**** Records supplied ****

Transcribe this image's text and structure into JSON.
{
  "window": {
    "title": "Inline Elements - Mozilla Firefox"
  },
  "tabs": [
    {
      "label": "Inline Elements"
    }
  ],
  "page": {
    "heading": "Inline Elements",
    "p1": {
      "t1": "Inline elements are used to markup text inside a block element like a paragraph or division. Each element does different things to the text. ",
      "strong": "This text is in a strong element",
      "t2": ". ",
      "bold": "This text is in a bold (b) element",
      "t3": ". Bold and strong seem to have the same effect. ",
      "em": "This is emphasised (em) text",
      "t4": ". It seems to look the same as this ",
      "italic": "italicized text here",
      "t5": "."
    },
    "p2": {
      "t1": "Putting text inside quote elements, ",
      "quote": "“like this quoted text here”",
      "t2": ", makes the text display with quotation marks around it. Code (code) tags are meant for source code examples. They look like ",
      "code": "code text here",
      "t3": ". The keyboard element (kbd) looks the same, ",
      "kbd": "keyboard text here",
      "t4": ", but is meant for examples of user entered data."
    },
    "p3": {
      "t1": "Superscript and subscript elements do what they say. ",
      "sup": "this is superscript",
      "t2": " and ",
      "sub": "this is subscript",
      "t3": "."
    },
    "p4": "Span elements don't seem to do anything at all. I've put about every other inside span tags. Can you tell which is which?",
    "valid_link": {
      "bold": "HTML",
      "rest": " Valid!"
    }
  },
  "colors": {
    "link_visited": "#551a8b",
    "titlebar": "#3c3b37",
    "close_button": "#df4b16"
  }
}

****

_Task brief_.
Copy every line verbatim.

_Problem solution_.
Transcribe this image's text and structure into JSON.
{
  "window": {
    "title": "Inline Elements - Mozilla Firefox"
  },
  "tabs": [
    {
      "label": "Inline Elements"
    }
  ],
  "page": {
    "heading": "Inline Elements",
    "p1": {
      "t1": "Inline elements are used to markup text inside a block element like a paragraph or division. Each element does different things to the text. ",
      "strong": "This text is in a strong element",
      "t2": ". ",
      "bold": "This text is in a bold (b) element",
      "t3": ". Bold and strong seem to have the same effect. ",
      "em": "This is emphasised (em) text",
      "t4": ". It seems to look the same as this ",
      "italic": "italicized text here",
      "t5": "."
    },
    "p2": {
      "t1": "Putting text inside quote elements, ",
      "quote": "“like this quoted text here”",
      "t2": ", makes the text display with quotation marks around it. Code (code) tags are meant for source code examples. They look like ",
      "code": "code text here",
      "t3": ". The keyboard element (kbd) looks the same, ",
      "kbd": "keyboard text here",
      "t4": ", but is meant for examples of user entered data."
    },
    "p3": {
      "t1": "Superscript and subscript elements do what they say. ",
      "sup": "this is superscript",
      "t2": " and ",
      "sub": "this is subscript",
      "t3": "."
    },
    "p4": "Span elements don't seem to do anything at all. I've put about every other inside span tags. Can you tell which is which?",
    "valid_link": {
      "bold": "HTML",
      "rest": " Valid!"
    }
  },
  "colors": {
    "link_visited": "#551a8b",
    "titlebar": "#3c3b37",
    "close_button": "#df4b16"
  }
}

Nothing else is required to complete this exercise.